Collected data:
• • • • • • •
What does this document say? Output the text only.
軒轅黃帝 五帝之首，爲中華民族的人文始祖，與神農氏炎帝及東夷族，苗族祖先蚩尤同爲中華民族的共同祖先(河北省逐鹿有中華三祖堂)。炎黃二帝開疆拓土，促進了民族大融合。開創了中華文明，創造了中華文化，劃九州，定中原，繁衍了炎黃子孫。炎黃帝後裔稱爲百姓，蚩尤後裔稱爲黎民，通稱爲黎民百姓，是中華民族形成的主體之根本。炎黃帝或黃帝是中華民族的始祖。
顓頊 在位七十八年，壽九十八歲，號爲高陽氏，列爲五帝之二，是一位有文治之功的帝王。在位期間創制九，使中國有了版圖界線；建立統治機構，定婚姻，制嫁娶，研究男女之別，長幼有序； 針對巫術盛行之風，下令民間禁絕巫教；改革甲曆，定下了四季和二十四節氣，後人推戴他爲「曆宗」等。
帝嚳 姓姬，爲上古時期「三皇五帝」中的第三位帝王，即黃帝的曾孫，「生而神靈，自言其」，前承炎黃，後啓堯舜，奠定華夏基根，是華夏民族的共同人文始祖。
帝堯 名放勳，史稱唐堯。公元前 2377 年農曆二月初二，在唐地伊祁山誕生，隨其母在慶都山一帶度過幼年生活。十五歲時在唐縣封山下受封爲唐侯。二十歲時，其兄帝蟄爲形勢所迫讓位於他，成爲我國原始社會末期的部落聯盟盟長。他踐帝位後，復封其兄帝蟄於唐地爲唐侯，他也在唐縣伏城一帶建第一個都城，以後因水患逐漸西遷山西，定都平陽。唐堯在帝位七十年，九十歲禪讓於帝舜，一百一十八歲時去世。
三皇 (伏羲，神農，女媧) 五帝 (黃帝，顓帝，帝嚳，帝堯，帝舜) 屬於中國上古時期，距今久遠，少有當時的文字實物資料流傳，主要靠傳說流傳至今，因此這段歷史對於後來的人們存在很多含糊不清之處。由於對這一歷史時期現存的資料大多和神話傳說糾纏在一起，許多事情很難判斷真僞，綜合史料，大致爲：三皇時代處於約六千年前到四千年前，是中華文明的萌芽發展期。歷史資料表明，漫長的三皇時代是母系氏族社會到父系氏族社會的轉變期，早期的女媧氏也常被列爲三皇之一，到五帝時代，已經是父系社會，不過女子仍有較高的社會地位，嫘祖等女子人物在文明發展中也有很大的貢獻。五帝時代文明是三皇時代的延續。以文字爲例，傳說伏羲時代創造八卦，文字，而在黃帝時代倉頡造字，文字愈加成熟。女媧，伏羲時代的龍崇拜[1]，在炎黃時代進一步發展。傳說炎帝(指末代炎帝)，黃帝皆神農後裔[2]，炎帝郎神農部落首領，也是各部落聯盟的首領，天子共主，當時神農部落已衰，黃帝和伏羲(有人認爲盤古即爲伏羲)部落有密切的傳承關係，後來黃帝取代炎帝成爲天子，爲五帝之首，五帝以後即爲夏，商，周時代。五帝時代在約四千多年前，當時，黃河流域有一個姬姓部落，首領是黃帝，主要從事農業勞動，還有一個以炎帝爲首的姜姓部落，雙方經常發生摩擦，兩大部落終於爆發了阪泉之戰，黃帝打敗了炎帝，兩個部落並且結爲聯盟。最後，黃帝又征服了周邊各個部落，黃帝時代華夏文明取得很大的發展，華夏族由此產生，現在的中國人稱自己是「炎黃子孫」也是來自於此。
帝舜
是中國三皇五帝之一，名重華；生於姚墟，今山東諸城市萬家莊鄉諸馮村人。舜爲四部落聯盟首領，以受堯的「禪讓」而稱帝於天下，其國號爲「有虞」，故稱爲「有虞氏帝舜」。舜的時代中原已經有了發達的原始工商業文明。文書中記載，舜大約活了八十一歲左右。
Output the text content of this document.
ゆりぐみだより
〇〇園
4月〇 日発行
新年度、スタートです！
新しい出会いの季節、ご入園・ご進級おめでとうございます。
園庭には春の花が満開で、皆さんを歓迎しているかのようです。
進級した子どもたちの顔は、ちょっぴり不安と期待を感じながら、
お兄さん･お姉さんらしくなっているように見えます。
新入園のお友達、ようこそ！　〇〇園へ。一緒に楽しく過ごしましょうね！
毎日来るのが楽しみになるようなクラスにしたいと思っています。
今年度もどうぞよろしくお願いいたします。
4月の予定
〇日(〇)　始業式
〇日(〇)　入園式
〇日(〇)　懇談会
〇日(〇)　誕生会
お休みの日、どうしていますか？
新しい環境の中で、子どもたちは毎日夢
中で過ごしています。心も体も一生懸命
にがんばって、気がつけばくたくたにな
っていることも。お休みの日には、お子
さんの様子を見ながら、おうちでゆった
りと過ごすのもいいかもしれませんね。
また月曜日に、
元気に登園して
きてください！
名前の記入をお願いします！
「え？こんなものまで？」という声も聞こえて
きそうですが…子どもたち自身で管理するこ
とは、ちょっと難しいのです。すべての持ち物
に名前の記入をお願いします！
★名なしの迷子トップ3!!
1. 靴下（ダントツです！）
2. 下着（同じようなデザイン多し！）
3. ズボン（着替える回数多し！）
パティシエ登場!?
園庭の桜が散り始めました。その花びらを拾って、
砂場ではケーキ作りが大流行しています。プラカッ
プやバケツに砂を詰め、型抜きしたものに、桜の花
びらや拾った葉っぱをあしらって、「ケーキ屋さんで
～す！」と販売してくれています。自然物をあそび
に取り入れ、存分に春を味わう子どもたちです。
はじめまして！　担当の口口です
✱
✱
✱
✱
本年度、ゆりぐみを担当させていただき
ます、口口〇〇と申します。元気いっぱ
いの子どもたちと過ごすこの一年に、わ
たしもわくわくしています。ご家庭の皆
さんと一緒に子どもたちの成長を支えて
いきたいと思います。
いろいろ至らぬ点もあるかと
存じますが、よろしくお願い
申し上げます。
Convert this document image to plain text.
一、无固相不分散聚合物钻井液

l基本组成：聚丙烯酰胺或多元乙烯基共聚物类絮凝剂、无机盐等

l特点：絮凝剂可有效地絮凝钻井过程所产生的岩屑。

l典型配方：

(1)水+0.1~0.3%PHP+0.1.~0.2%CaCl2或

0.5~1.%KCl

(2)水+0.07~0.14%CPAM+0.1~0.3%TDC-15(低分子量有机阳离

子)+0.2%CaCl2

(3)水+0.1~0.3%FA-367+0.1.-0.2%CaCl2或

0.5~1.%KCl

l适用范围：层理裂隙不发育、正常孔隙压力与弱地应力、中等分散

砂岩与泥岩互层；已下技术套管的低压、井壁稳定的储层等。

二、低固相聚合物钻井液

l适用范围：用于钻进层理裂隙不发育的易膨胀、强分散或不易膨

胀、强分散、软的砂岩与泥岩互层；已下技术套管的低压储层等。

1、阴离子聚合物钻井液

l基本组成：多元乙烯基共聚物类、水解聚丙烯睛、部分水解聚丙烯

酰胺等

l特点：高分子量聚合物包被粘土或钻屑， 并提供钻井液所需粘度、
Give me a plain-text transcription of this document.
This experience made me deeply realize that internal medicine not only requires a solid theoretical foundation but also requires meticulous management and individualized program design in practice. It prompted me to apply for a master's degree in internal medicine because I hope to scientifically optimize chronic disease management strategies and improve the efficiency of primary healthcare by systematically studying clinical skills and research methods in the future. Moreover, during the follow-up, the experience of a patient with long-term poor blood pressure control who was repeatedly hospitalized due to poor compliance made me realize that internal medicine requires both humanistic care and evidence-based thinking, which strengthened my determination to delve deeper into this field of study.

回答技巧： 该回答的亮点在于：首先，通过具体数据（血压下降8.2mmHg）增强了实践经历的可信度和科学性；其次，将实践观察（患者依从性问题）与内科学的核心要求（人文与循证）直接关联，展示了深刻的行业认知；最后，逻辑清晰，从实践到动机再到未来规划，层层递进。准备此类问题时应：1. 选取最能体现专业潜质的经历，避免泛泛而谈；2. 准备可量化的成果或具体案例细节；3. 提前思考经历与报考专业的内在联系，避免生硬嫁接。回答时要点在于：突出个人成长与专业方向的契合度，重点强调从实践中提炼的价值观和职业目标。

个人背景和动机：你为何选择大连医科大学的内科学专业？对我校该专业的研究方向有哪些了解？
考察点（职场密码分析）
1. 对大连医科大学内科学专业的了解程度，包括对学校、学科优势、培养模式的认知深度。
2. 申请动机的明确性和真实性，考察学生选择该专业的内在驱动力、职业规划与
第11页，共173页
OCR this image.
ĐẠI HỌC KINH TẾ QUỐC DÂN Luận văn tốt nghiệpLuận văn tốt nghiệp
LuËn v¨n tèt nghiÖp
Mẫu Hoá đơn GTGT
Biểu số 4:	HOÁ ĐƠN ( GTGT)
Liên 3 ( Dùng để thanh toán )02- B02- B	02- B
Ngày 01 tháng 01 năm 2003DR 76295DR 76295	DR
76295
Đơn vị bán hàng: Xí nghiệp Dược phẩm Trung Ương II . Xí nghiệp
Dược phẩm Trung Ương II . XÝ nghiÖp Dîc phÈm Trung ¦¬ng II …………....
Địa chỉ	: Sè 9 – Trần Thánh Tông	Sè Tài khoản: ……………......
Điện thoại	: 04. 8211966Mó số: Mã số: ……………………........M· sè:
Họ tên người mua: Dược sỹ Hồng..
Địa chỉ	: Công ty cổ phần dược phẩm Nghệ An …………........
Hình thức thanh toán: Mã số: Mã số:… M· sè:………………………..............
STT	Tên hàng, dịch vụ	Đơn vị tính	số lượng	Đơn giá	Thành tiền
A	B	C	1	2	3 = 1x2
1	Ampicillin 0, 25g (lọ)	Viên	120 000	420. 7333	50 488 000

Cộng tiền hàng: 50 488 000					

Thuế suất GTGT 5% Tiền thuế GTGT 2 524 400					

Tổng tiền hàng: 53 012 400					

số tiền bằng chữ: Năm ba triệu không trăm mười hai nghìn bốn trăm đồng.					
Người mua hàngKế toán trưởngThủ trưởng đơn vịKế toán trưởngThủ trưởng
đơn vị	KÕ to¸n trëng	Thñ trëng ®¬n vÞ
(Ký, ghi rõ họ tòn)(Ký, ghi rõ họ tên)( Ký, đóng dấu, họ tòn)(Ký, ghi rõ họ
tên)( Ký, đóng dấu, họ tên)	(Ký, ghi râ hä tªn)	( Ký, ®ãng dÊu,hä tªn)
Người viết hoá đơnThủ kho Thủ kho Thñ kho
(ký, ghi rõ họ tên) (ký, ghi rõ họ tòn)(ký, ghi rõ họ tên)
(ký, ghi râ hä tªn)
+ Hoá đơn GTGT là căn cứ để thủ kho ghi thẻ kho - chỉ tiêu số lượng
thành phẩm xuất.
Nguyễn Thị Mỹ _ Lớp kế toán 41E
• • • • • • •
* [Direction]:
Begin with the line that contains "OCR this image." and end with the last line of the records; set down every line in that span exactly, and nothing else.

* [Result of this exercise]:
OCR this image.
ĐẠI HỌC KINH TẾ QUỐC DÂN Luận văn tốt nghiệpLuận văn tốt nghiệp
LuËn v¨n tèt nghiÖp
Mẫu Hoá đơn GTGT
Biểu số 4:	HOÁ ĐƠN ( GTGT)
Liên 3 ( Dùng để thanh toán )02- B02- B	02- B
Ngày 01 tháng 01 năm 2003DR 76295DR 76295	DR
76295
Đơn vị bán hàng: Xí nghiệp Dược phẩm Trung Ương II . Xí nghiệp
Dược phẩm Trung Ương II . XÝ nghiÖp Dîc phÈm Trung ¦¬ng II …………....
Địa chỉ	: Sè 9 – Trần Thánh Tông	Sè Tài khoản: ……………......
Điện thoại	: 04. 8211966Mó số: Mã số: ……………………........M· sè:
Họ tên người mua: Dược sỹ Hồng..
Địa chỉ	: Công ty cổ phần dược phẩm Nghệ An …………........
Hình thức thanh toán: Mã số: Mã số:… M· sè:………………………..............
STT	Tên hàng, dịch vụ	Đơn vị tính	số lượng	Đơn giá	Thành tiền
A	B	C	1	2	3 = 1x2
1	Ampicillin 0, 25g (lọ)	Viên	120 000	420. 7333	50 488 000

Cộng tiền hàng: 50 488 000					

Thuế suất GTGT 5% Tiền thuế GTGT 2 524 400					

Tổng tiền hàng: 53 012 400					

số tiền bằng chữ: Năm ba triệu không trăm mười hai nghìn bốn trăm đồng.					
Người mua hàngKế toán trưởngThủ trưởng đơn vịKế toán trưởngThủ trưởng
đơn vị	KÕ to¸n trëng	Thñ trëng ®¬n vÞ
(Ký, ghi rõ họ tòn)(Ký, ghi rõ họ tên)( Ký, đóng dấu, họ tòn)(Ký, ghi rõ họ
tên)( Ký, đóng dấu, họ tên)	(Ký, ghi râ hä tªn)	( Ký, ®ãng dÊu,hä tªn)
Người viết hoá đơnThủ kho Thủ kho Thñ kho
(ký, ghi rõ họ tên) (ký, ghi rõ họ tòn)(ký, ghi rõ họ tên)
(ký, ghi râ hä tªn)
+ Hoá đơn GTGT là căn cứ để thủ kho ghi thẻ kho - chỉ tiêu số lượng
thành phẩm xuất.
Nguyễn Thị Mỹ _ Lớp kế toán 41E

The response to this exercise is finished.